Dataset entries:

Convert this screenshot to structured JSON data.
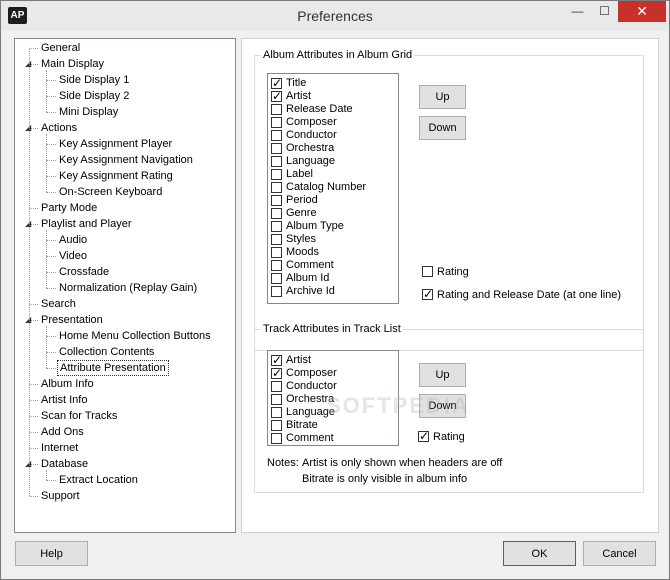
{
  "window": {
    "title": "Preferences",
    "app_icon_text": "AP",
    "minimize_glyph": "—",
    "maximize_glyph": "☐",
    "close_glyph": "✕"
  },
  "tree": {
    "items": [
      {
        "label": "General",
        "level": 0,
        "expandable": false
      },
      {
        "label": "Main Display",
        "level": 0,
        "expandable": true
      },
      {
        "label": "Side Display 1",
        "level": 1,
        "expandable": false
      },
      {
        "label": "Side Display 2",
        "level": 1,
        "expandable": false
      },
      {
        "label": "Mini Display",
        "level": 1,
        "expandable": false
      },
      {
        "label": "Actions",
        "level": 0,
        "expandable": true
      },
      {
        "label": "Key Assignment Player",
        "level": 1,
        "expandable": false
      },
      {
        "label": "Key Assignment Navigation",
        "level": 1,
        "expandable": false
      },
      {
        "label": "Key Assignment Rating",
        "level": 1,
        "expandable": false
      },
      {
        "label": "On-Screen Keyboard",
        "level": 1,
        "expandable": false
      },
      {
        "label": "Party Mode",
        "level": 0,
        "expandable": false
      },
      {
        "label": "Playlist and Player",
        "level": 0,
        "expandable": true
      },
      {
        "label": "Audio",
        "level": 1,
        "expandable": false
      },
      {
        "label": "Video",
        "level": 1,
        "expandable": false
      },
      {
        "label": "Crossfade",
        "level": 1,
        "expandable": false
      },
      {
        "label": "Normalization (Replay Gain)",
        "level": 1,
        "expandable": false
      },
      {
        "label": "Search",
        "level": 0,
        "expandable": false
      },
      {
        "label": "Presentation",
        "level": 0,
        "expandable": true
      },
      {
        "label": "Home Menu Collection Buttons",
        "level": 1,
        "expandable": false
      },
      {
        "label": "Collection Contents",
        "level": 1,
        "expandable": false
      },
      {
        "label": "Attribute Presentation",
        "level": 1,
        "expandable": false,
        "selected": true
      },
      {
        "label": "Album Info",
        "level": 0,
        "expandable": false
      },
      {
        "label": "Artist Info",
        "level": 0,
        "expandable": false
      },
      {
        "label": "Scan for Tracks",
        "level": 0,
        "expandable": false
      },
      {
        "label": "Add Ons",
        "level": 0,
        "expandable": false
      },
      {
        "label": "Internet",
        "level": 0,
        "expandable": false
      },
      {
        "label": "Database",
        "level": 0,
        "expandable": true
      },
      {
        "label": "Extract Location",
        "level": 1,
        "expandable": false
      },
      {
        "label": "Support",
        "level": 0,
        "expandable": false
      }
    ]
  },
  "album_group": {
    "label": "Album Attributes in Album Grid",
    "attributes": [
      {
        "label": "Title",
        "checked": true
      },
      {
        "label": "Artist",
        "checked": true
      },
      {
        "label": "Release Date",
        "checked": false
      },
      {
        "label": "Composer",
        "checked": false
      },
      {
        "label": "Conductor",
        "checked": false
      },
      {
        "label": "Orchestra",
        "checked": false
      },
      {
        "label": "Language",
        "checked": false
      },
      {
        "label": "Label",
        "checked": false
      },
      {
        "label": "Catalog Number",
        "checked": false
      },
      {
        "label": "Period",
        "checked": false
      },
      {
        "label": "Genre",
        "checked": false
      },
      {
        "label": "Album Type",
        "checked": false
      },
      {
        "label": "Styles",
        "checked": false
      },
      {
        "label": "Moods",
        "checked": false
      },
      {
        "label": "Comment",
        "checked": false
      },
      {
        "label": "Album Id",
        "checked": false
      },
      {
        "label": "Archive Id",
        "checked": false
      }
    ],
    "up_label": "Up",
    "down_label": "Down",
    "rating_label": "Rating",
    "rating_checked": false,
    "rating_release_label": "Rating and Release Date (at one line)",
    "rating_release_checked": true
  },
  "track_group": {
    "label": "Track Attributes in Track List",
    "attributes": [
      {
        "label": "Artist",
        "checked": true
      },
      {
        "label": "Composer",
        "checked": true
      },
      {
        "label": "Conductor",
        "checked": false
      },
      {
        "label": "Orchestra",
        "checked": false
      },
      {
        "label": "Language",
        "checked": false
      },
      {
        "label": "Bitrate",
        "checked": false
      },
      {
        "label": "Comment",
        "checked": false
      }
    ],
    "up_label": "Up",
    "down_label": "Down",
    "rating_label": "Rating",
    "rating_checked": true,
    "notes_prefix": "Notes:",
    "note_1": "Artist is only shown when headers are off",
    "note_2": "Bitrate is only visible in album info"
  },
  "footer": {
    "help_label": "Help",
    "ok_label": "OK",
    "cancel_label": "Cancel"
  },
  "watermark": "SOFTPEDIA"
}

**Work to be completed**
Find every line that includes the string "Artist". Report how many there are and nothing else.

**Problem solution**
4